What is required: Identify the lines in the data below that contain "двигателя" and give only how many there are.

Recorded data:
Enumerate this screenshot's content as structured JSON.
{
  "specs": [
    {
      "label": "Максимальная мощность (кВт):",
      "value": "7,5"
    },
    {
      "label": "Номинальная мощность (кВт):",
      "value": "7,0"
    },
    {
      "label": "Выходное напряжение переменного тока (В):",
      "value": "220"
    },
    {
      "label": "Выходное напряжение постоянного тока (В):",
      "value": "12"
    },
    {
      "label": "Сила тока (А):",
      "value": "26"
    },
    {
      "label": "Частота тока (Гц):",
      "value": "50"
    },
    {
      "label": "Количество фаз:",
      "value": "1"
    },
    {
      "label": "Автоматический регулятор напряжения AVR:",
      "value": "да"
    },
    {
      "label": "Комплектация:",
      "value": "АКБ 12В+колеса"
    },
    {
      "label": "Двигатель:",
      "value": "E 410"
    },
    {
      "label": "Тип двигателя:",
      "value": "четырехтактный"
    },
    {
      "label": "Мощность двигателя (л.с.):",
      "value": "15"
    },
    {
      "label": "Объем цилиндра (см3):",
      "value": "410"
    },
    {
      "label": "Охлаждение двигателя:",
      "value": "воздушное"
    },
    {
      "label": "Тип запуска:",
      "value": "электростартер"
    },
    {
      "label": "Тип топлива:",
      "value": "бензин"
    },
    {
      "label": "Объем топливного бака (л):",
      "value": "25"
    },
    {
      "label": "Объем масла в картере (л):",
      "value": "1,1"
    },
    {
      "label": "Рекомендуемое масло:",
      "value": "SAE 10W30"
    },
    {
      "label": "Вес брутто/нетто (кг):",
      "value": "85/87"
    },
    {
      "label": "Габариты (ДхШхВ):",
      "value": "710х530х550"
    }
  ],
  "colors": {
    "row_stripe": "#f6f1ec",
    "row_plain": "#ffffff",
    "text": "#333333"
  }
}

--

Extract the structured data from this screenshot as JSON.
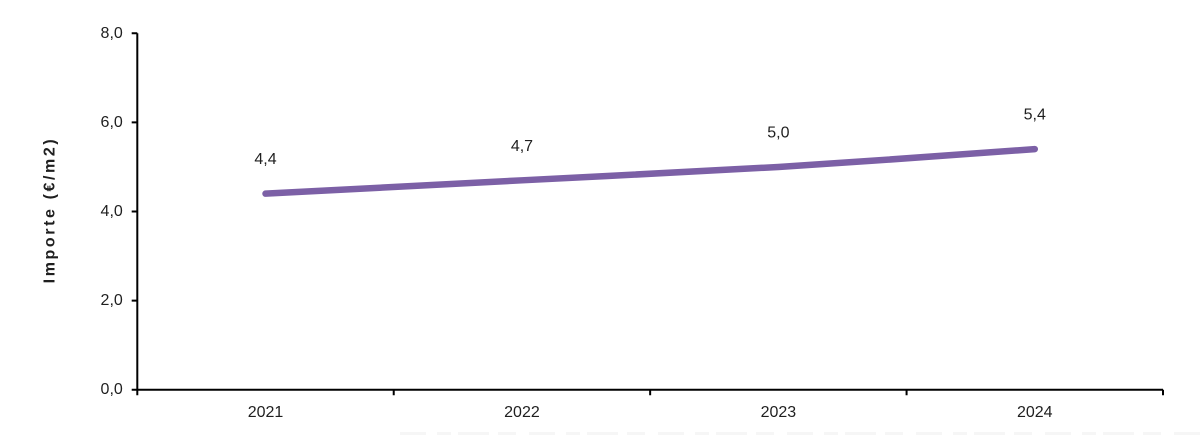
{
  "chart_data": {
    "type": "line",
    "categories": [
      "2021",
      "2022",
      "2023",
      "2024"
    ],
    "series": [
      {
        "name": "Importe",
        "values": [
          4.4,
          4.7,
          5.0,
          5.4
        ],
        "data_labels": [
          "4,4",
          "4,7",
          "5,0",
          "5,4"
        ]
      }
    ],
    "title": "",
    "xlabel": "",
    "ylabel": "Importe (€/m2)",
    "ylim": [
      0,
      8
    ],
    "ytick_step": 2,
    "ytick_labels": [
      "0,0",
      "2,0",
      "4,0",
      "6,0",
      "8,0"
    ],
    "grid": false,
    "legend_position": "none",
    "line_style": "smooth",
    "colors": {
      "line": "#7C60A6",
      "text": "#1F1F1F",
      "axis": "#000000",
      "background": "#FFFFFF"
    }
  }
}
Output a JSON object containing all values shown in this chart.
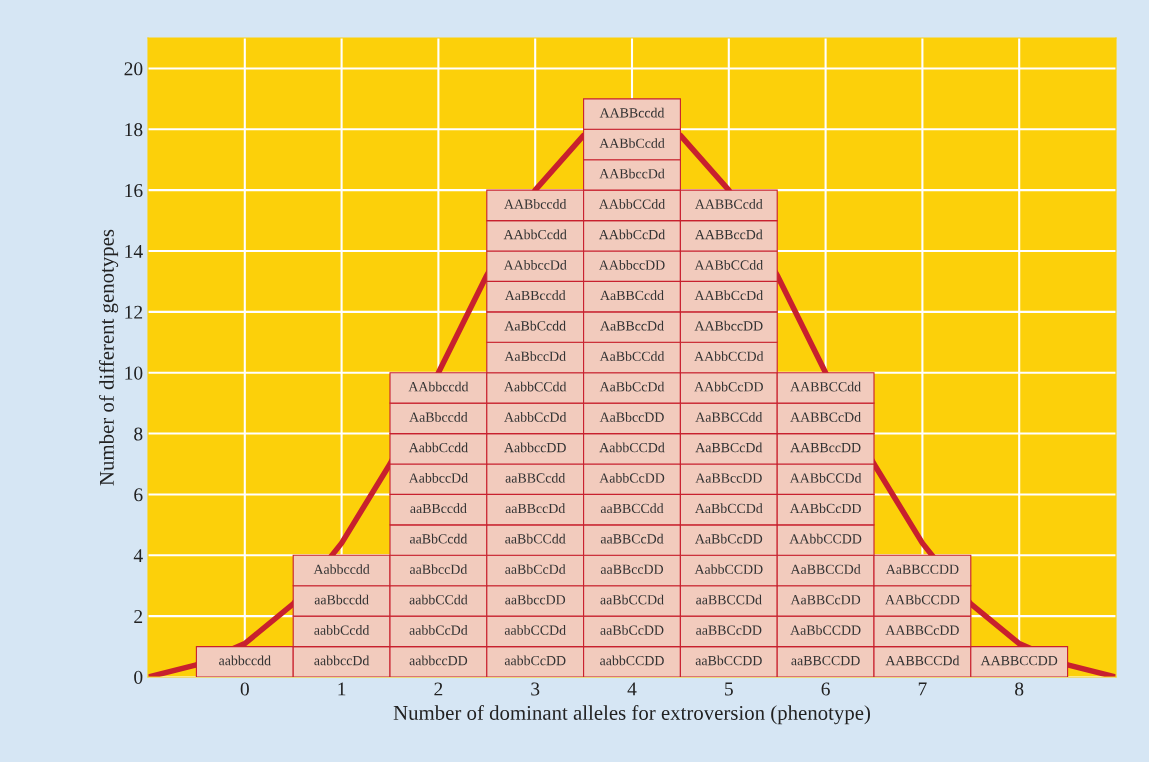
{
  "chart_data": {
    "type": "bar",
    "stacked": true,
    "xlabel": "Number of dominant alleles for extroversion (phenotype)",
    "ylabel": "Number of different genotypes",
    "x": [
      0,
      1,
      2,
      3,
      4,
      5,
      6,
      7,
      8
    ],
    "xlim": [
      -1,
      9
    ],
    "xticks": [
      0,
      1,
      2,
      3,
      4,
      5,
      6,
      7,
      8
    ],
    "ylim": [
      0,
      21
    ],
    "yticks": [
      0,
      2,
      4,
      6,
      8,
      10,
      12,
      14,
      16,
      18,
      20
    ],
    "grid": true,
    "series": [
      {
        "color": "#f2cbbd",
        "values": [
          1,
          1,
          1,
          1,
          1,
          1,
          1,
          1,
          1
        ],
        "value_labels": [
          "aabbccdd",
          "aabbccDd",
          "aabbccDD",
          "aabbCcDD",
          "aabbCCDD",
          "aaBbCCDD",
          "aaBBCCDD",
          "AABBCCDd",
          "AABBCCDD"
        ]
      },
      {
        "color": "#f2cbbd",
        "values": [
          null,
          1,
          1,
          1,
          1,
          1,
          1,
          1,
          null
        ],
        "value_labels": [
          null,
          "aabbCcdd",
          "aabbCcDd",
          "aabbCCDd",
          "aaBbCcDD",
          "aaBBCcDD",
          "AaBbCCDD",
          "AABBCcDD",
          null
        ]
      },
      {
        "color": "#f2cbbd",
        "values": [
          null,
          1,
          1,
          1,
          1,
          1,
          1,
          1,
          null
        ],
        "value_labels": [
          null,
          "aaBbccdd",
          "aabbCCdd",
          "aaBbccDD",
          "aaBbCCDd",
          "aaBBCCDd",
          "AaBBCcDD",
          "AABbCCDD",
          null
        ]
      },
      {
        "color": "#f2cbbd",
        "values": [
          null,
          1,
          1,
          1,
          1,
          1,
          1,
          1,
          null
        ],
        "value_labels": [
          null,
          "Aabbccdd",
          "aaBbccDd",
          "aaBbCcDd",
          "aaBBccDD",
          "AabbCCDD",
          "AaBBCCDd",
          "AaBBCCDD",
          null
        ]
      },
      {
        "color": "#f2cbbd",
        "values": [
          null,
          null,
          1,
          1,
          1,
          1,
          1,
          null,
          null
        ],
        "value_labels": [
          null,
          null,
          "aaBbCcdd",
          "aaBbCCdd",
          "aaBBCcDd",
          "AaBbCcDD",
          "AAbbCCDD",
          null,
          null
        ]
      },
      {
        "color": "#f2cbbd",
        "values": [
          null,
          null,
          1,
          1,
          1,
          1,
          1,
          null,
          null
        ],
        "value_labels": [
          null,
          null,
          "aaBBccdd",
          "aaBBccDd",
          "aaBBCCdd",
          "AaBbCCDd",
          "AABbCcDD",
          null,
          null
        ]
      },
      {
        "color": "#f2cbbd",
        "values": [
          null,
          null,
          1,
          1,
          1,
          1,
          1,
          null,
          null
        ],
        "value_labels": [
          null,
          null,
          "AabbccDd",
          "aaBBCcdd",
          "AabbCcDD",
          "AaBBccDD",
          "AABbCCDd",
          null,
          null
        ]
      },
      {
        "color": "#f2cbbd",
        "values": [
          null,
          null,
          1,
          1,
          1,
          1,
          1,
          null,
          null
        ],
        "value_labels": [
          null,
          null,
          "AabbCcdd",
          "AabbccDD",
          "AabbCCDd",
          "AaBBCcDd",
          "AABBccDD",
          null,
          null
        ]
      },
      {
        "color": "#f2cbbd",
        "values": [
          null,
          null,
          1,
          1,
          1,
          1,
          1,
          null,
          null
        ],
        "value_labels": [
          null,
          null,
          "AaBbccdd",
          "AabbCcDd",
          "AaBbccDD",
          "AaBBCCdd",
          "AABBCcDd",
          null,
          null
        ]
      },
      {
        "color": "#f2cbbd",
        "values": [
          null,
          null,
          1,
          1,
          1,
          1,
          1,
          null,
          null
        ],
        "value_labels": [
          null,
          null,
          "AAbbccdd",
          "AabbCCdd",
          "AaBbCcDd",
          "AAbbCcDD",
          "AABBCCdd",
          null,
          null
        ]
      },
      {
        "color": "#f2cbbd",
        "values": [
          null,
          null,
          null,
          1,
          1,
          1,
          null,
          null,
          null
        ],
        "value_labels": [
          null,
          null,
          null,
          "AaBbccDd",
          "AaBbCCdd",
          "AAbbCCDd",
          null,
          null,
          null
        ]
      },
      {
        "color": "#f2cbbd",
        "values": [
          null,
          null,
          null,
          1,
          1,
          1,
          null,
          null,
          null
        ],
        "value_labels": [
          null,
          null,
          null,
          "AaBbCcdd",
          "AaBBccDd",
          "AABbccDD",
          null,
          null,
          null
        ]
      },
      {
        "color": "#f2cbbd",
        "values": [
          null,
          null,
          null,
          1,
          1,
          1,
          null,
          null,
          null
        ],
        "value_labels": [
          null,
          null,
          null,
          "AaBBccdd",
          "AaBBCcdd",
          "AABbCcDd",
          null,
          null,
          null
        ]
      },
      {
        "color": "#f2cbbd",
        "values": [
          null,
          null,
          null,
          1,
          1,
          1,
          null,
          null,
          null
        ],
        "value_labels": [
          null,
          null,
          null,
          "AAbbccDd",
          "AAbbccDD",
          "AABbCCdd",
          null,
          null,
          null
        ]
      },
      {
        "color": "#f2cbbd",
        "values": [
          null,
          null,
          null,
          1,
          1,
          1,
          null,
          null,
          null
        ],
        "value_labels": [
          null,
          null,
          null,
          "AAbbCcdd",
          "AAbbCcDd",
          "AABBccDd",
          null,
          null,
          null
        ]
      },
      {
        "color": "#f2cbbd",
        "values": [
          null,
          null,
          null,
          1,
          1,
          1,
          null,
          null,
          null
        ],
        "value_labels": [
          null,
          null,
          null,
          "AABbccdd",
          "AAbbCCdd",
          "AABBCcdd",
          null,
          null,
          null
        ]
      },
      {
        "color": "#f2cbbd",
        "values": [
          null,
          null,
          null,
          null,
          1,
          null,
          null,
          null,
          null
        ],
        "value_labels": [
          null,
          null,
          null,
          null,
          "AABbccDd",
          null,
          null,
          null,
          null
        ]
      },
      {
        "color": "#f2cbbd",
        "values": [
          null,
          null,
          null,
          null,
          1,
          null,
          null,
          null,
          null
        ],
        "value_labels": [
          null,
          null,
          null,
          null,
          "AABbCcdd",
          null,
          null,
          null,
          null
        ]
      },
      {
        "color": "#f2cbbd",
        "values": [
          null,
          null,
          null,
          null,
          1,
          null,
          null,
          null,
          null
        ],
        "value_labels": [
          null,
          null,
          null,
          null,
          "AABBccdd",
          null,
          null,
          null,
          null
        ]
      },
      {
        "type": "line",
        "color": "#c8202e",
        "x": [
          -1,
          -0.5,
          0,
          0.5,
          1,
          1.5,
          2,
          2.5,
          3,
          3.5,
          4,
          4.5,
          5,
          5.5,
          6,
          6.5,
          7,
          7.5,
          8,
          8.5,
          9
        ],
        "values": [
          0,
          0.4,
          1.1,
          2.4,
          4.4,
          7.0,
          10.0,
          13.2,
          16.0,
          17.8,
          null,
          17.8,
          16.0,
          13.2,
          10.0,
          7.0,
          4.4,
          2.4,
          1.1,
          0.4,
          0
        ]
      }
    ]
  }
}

Answer: 3